> [Instructions for the task] Take the entries below and print all of them exactly, please.

═════ Data for the task ═════

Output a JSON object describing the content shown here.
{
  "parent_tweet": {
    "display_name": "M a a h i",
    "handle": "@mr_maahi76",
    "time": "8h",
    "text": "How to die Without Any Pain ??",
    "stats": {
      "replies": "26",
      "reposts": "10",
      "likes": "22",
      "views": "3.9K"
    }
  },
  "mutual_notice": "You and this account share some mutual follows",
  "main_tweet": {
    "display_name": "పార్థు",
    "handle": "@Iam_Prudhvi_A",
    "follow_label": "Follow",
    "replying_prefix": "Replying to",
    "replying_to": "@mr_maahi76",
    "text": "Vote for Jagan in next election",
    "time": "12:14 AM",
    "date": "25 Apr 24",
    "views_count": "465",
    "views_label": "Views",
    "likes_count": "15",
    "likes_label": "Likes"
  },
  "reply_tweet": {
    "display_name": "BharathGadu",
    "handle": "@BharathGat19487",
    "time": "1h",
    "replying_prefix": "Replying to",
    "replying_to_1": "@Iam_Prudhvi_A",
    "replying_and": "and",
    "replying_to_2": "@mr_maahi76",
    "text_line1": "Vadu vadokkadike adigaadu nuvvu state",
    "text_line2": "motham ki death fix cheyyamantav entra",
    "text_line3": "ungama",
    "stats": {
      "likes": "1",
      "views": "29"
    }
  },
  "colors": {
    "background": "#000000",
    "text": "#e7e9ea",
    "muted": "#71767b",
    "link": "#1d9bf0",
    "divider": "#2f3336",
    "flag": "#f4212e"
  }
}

═════

> [Complete answer]
Output a JSON object describing the content shown here.
{
  "parent_tweet": {
    "display_name": "M a a h i",
    "handle": "@mr_maahi76",
    "time": "8h",
    "text": "How to die Without Any Pain ??",
    "stats": {
      "replies": "26",
      "reposts": "10",
      "likes": "22",
      "views": "3.9K"
    }
  },
  "mutual_notice": "You and this account share some mutual follows",
  "main_tweet": {
    "display_name": "పార్థు",
    "handle": "@Iam_Prudhvi_A",
    "follow_label": "Follow",
    "replying_prefix": "Replying to",
    "replying_to": "@mr_maahi76",
    "text": "Vote for Jagan in next election",
    "time": "12:14 AM",
    "date": "25 Apr 24",
    "views_count": "465",
    "views_label": "Views",
    "likes_count": "15",
    "likes_label": "Likes"
  },
  "reply_tweet": {
    "display_name": "BharathGadu",
    "handle": "@BharathGat19487",
    "time": "1h",
    "replying_prefix": "Replying to",
    "replying_to_1": "@Iam_Prudhvi_A",
    "replying_and": "and",
    "replying_to_2": "@mr_maahi76",
    "text_line1": "Vadu vadokkadike adigaadu nuvvu state",
    "text_line2": "motham ki death fix cheyyamantav entra",
    "text_line3": "ungama",
    "stats": {
      "likes": "1",
      "views": "29"
    }
  },
  "colors": {
    "background": "#000000",
    "text": "#e7e9ea",
    "muted": "#71767b",
    "link": "#1d9bf0",
    "divider": "#2f3336",
    "flag": "#f4212e"
  }
}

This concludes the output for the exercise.